[Data entries]
□ □ □ □ □

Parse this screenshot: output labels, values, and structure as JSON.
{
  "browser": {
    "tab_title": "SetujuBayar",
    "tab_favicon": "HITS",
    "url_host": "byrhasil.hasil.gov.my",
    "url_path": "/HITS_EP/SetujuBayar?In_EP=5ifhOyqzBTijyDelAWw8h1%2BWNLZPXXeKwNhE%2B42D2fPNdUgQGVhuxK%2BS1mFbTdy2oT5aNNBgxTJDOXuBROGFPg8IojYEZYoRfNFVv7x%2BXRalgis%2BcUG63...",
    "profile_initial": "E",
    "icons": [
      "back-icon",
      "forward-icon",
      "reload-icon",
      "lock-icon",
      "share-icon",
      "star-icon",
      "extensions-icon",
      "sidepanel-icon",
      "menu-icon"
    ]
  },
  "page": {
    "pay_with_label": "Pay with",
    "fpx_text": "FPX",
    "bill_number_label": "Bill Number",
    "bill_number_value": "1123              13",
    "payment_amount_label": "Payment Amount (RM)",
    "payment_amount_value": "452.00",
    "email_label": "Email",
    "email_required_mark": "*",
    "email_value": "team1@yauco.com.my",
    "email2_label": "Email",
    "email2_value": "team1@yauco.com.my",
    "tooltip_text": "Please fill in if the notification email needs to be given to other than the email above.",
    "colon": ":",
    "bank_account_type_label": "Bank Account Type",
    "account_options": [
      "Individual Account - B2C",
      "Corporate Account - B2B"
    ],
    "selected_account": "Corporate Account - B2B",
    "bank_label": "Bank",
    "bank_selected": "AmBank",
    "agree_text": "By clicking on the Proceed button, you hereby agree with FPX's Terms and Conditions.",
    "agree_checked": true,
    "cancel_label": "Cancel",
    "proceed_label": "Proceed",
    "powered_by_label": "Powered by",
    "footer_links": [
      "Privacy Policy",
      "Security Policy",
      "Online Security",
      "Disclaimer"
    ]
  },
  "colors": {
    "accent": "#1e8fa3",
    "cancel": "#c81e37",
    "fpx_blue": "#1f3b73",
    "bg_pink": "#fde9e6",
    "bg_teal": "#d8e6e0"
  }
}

□ □ □ □ □

## EXERCISE BRIEF
Every line above should be printed again exactly as it stands.

## WRITTEN SOLUTION
Parse this screenshot: output labels, values, and structure as JSON.
{
  "browser": {
    "tab_title": "SetujuBayar",
    "tab_favicon": "HITS",
    "url_host": "byrhasil.hasil.gov.my",
    "url_path": "/HITS_EP/SetujuBayar?In_EP=5ifhOyqzBTijyDelAWw8h1%2BWNLZPXXeKwNhE%2B42D2fPNdUgQGVhuxK%2BS1mFbTdy2oT5aNNBgxTJDOXuBROGFPg8IojYEZYoRfNFVv7x%2BXRalgis%2BcUG63...",
    "profile_initial": "E",
    "icons": [
      "back-icon",
      "forward-icon",
      "reload-icon",
      "lock-icon",
      "share-icon",
      "star-icon",
      "extensions-icon",
      "sidepanel-icon",
      "menu-icon"
    ]
  },
  "page": {
    "pay_with_label": "Pay with",
    "fpx_text": "FPX",
    "bill_number_label": "Bill Number",
    "bill_number_value": "1123              13",
    "payment_amount_label": "Payment Amount (RM)",
    "payment_amount_value": "452.00",
    "email_label": "Email",
    "email_required_mark": "*",
    "email_value": "team1@yauco.com.my",
    "email2_label": "Email",
    "email2_value": "team1@yauco.com.my",
    "tooltip_text": "Please fill in if the notification email needs to be given to other than the email above.",
    "colon": ":",
    "bank_account_type_label": "Bank Account Type",
    "account_options": [
      "Individual Account - B2C",
      "Corporate Account - B2B"
    ],
    "selected_account": "Corporate Account - B2B",
    "bank_label": "Bank",
    "bank_selected": "AmBank",
    "agree_text": "By clicking on the Proceed button, you hereby agree with FPX's Terms and Conditions.",
    "agree_checked": true,
    "cancel_label": "Cancel",
    "proceed_label": "Proceed",
    "powered_by_label": "Powered by",
    "footer_links": [
      "Privacy Policy",
      "Security Policy",
      "Online Security",
      "Disclaimer"
    ]
  },
  "colors": {
    "accent": "#1e8fa3",
    "cancel": "#c81e37",
    "fpx_blue": "#1f3b73",
    "bg_pink": "#fde9e6",
    "bg_teal": "#d8e6e0"
  }
}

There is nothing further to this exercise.